## TO BE DONE
Present the data once more in exactly its original form.
-- start of ENTRIES SHOWN --
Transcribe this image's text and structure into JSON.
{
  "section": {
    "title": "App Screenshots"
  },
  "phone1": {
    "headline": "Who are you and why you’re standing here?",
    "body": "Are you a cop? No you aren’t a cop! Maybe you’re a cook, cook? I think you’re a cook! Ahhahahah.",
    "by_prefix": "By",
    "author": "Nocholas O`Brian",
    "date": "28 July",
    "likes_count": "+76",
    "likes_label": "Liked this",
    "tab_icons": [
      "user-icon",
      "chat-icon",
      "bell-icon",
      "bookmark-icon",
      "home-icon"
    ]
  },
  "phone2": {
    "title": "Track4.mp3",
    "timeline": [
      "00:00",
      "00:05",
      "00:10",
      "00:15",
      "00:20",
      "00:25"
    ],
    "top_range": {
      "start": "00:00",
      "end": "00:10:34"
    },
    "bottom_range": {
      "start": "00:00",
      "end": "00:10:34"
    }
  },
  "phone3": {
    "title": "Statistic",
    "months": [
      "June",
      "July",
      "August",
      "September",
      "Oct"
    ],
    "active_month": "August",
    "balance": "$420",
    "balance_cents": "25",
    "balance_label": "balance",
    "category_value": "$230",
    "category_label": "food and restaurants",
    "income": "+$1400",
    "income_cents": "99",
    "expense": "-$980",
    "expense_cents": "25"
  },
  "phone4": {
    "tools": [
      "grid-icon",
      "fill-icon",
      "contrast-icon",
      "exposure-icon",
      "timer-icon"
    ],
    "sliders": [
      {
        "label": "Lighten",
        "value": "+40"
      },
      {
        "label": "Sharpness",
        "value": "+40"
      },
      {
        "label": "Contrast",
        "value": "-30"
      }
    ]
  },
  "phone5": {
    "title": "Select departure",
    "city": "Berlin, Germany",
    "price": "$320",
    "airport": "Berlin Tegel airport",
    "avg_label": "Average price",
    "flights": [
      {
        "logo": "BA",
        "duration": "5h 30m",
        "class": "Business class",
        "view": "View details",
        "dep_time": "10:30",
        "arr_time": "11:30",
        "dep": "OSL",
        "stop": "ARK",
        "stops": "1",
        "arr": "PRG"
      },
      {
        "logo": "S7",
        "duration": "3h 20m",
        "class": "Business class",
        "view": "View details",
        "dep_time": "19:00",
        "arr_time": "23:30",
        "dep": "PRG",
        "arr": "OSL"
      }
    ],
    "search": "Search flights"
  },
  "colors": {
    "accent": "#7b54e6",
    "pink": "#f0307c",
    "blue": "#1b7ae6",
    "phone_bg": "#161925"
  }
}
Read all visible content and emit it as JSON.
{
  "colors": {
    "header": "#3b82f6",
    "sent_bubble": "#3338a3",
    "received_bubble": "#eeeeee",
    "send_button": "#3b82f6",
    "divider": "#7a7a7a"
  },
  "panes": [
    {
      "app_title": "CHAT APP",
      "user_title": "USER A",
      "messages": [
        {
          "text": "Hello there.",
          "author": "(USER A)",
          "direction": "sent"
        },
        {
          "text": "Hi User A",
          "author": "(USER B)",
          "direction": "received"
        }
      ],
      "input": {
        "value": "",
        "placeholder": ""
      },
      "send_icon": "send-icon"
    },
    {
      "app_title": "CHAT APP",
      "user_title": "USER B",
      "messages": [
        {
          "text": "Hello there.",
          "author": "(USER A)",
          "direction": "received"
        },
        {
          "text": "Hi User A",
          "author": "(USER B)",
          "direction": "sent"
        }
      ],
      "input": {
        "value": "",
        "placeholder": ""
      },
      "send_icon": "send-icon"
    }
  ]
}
-- end of ENTRIES SHOWN --
## TASK RESPONSE
Transcribe this image's text and structure into JSON.
{
  "section": {
    "title": "App Screenshots"
  },
  "phone1": {
    "headline": "Who are you and why you’re standing here?",
    "body": "Are you a cop? No you aren’t a cop! Maybe you’re a cook, cook? I think you’re a cook! Ahhahahah.",
    "by_prefix": "By",
    "author": "Nocholas O`Brian",
    "date": "28 July",
    "likes_count": "+76",
    "likes_label": "Liked this",
    "tab_icons": [
      "user-icon",
      "chat-icon",
      "bell-icon",
      "bookmark-icon",
      "home-icon"
    ]
  },
  "phone2": {
    "title": "Track4.mp3",
    "timeline": [
      "00:00",
      "00:05",
      "00:10",
      "00:15",
      "00:20",
      "00:25"
    ],
    "top_range": {
      "start": "00:00",
      "end": "00:10:34"
    },
    "bottom_range": {
      "start": "00:00",
      "end": "00:10:34"
    }
  },
  "phone3": {
    "title": "Statistic",
    "months": [
      "June",
      "July",
      "August",
      "September",
      "Oct"
    ],
    "active_month": "August",
    "balance": "$420",
    "balance_cents": "25",
    "balance_label": "balance",
    "category_value": "$230",
    "category_label": "food and restaurants",
    "income": "+$1400",
    "income_cents": "99",
    "expense": "-$980",
    "expense_cents": "25"
  },
  "phone4": {
    "tools": [
      "grid-icon",
      "fill-icon",
      "contrast-icon",
      "exposure-icon",
      "timer-icon"
    ],
    "sliders": [
      {
        "label": "Lighten",
        "value": "+40"
      },
      {
        "label": "Sharpness",
        "value": "+40"
      },
      {
        "label": "Contrast",
        "value": "-30"
      }
    ]
  },
  "phone5": {
    "title": "Select departure",
    "city": "Berlin, Germany",
    "price": "$320",
    "airport": "Berlin Tegel airport",
    "avg_label": "Average price",
    "flights": [
      {
        "logo": "BA",
        "duration": "5h 30m",
        "class": "Business class",
        "view": "View details",
        "dep_time": "10:30",
        "arr_time": "11:30",
        "dep": "OSL",
        "stop": "ARK",
        "stops": "1",
        "arr": "PRG"
      },
      {
        "logo": "S7",
        "duration": "3h 20m",
        "class": "Business class",
        "view": "View details",
        "dep_time": "19:00",
        "arr_time": "23:30",
        "dep": "PRG",
        "arr": "OSL"
      }
    ],
    "search": "Search flights"
  },
  "colors": {
    "accent": "#7b54e6",
    "pink": "#f0307c",
    "blue": "#1b7ae6",
    "phone_bg": "#161925"
  }
}
Read all visible content and emit it as JSON.
{
  "colors": {
    "header": "#3b82f6",
    "sent_bubble": "#3338a3",
    "received_bubble": "#eeeeee",
    "send_button": "#3b82f6",
    "divider": "#7a7a7a"
  },
  "panes": [
    {
      "app_title": "CHAT APP",
      "user_title": "USER A",
      "messages": [
        {
          "text": "Hello there.",
          "author": "(USER A)",
          "direction": "sent"
        },
        {
          "text": "Hi User A",
          "author": "(USER B)",
          "direction": "received"
        }
      ],
      "input": {
        "value": "",
        "placeholder": ""
      },
      "send_icon": "send-icon"
    },
    {
      "app_title": "CHAT APP",
      "user_title": "USER B",
      "messages": [
        {
          "text": "Hello there.",
          "author": "(USER A)",
          "direction": "received"
        },
        {
          "text": "Hi User A",
          "author": "(USER B)",
          "direction": "sent"
        }
      ],
      "input": {
        "value": "",
        "placeholder": ""
      },
      "send_icon": "send-icon"
    }
  ]
}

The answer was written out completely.